- **Given data**
━━━━━━━━

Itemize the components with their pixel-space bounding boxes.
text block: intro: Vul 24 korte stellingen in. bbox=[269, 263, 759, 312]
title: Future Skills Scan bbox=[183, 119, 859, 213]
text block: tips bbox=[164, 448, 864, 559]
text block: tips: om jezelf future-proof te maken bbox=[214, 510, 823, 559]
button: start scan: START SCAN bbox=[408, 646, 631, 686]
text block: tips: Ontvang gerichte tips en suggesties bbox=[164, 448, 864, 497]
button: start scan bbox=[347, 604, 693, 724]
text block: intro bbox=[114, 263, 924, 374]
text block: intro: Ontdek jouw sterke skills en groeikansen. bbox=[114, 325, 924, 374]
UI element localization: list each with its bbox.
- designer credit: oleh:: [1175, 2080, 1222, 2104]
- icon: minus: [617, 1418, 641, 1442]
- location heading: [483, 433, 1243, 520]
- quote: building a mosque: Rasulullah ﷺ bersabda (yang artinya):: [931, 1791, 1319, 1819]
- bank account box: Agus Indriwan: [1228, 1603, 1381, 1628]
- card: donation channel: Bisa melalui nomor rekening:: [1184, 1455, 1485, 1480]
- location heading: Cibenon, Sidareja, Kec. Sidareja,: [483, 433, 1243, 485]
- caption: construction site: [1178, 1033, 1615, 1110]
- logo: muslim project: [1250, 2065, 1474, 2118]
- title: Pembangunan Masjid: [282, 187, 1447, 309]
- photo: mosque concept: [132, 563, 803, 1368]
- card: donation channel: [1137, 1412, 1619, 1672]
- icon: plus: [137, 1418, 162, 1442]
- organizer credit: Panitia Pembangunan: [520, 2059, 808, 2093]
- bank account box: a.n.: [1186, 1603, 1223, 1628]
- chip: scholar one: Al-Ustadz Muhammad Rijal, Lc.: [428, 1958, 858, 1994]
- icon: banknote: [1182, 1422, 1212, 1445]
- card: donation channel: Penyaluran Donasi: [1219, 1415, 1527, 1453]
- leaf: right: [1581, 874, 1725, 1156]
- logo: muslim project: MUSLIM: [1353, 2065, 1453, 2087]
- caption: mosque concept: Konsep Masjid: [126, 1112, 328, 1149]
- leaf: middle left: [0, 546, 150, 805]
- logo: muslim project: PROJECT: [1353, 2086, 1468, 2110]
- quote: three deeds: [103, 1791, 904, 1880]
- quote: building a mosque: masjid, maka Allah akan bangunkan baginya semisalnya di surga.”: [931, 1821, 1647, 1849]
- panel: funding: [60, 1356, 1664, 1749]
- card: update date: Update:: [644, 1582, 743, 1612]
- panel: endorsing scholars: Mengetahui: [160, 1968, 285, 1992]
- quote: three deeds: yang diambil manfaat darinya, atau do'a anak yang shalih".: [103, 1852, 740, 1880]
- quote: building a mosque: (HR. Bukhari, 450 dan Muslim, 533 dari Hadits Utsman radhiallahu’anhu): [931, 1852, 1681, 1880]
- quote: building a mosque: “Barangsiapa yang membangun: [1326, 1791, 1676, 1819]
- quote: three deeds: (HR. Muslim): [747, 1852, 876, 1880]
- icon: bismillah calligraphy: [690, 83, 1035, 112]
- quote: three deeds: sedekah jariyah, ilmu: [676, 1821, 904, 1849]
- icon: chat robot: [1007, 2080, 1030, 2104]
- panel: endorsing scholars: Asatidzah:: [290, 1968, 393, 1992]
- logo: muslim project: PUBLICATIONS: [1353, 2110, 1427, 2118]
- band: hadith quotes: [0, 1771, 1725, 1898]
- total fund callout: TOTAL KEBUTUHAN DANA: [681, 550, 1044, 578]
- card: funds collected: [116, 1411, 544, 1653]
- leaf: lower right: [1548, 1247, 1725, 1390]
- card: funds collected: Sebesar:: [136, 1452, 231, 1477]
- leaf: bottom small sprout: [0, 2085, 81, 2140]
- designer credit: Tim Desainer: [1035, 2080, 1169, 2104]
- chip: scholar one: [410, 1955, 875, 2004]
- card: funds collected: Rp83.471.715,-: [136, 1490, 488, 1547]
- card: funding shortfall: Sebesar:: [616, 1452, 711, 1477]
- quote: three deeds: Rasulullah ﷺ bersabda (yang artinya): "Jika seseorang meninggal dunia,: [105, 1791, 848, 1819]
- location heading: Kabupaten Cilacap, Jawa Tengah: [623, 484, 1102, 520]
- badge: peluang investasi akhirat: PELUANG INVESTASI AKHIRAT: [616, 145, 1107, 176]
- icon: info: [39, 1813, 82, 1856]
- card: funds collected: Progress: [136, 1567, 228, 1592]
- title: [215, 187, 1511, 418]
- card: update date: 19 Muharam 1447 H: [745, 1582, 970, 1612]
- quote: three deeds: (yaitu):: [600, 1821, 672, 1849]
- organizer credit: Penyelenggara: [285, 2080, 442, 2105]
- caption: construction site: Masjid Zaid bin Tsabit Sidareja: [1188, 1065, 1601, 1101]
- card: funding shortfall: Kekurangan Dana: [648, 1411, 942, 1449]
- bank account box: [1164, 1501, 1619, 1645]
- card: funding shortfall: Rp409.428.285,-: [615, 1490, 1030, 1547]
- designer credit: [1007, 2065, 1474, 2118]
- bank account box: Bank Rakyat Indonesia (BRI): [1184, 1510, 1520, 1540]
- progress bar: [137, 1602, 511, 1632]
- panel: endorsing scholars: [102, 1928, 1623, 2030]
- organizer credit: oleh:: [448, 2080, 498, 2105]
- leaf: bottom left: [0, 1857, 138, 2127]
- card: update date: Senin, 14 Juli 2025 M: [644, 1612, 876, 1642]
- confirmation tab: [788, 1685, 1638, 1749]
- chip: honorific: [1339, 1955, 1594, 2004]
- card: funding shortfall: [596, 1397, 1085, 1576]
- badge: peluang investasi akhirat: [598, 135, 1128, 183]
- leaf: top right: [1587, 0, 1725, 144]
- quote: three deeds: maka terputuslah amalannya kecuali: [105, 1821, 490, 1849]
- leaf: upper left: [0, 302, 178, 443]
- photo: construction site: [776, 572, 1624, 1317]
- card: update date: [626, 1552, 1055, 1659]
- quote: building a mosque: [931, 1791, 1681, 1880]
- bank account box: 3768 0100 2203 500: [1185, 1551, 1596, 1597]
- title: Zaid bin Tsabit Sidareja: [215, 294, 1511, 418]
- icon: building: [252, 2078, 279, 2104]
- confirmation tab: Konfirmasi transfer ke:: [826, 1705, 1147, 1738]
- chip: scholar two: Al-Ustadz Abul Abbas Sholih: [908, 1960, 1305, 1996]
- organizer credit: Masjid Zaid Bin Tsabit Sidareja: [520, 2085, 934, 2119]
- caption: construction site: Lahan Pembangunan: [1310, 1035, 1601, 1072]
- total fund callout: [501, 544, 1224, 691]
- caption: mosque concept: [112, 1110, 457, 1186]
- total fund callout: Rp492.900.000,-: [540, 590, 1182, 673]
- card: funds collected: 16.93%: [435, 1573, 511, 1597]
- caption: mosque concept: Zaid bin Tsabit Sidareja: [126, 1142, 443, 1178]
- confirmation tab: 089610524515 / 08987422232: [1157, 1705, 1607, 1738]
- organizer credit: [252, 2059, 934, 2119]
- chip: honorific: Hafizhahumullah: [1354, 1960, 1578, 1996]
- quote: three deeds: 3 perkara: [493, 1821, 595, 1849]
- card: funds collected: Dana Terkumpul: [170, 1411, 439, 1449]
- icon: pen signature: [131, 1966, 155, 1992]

━━━━━━━━

- **Task brief**
Return each line from the entries above that contains the word "chip".

- **Worked solution**
- chip: scholar one: Al-Ustadz Muhammad Rijal, Lc.: [428, 1958, 858, 1994]
- chip: scholar one: [410, 1955, 875, 2004]
- chip: honorific: [1339, 1955, 1594, 2004]
- chip: scholar two: Al-Ustadz Abul Abbas Sholih: [908, 1960, 1305, 1996]
- chip: honorific: Hafizhahumullah: [1354, 1960, 1578, 1996]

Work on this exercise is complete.